◆ **PASAJE**
━━━━

Ante la prioridad de
la fe en Cristo y de la vida “en Él”, formulada en el título de esta V
Conferencia, podría surgir también otra cuestión: Esta prioridad, ¿no podría ser
acaso una fuga hacia el intimismo, hacia el individualismo religioso, un
abandono de la realidad urgente de los grandes problemas económicos, sociales y
políticos de América Latina y del mundo, y una fuga de la realidad hacia un
mundo espiritual?
Como primer paso
podemos responder a esta pregunta con otra: ¿Qué es esta “realidad”? ¿Qué es lo
real? ¿Son “realidad” sólo los bienes materiales, los problemas sociales,
económicos y políticos? Aquí está precisamente el gran error de las tendencias
dominantes en el último siglo, error destructivo, como demuestran los resultados
tanto de los sistemas marxistas como incluso de los capitalistas. Falsifican el
concepto de realidad con la amputación de la realidad fundante y por esto
decisiva, que es Dios. Quien excluye a Dios de su horizonte falsifica el
concepto de “realidad” y, en consecuencia, sólo puede terminar en caminos
equivocados y con recetas destructivas.

━━━━

◆ **DATOS PROPORCIONADOS**
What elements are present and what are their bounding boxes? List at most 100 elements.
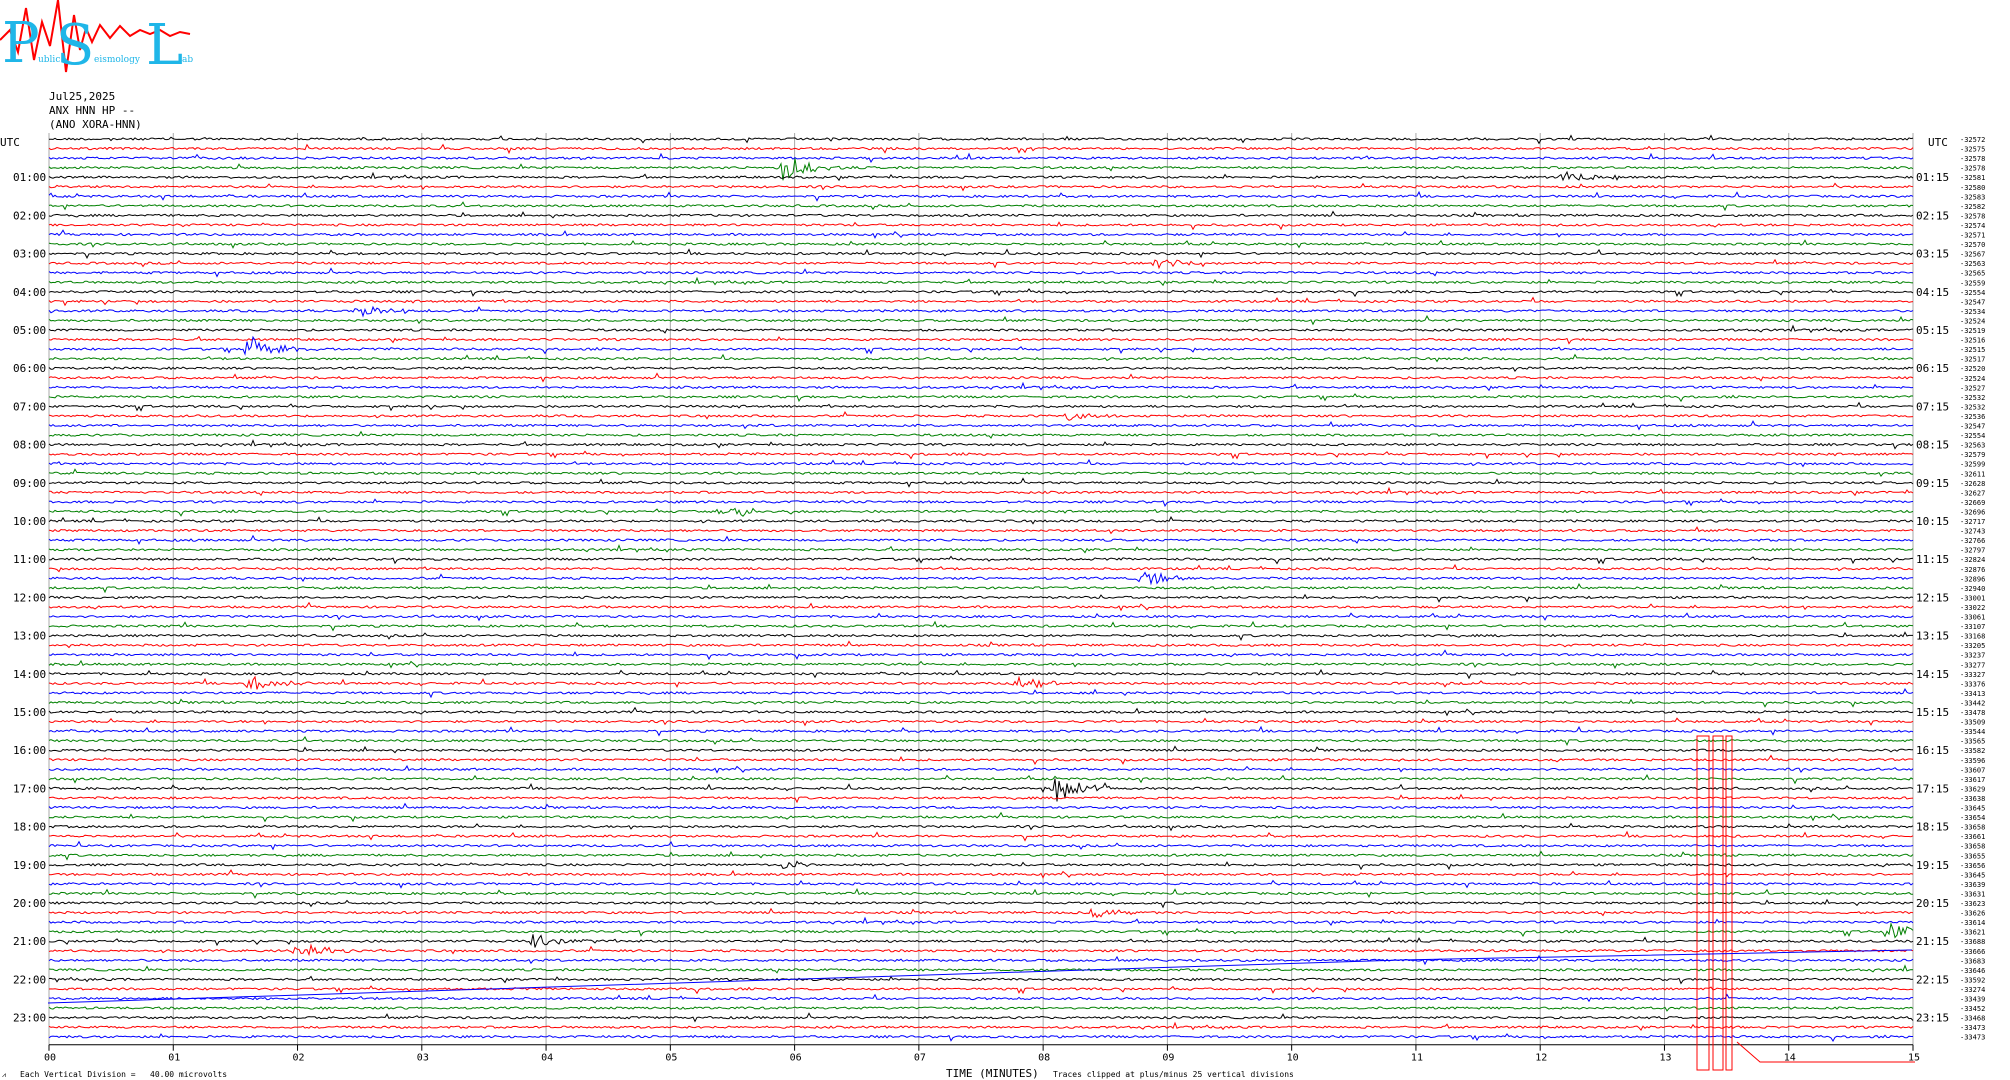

━━━━

◆ **COMPLETA LO SIGUIENTE**
- A) Según el pasaje, ¿cuál es la realidad fundante y decisiva que se amputa al falsificar el concepto de realidad?
- B) Devuelve tal cual el fragmento del pasaje que comienza con las palabras que contienen "Ante la prioridad" y termina con "mundo espiritual?".

◆ **SOLUCIONES POR TAREA**
- A) Dios.

- B)
Ante la prioridad de
la fe en Cristo y de la vida “en Él”, formulada en el título de esta V
Conferencia, podría surgir también otra cuestión: Esta prioridad, ¿no podría ser
acaso una fuga hacia el intimismo, hacia el individualismo religioso, un
abandono de la realidad urgente de los grandes problemas económicos, sociales y
políticos de América Latina y del mundo, y una fuga de la realidad hacia un
mundo espiritual?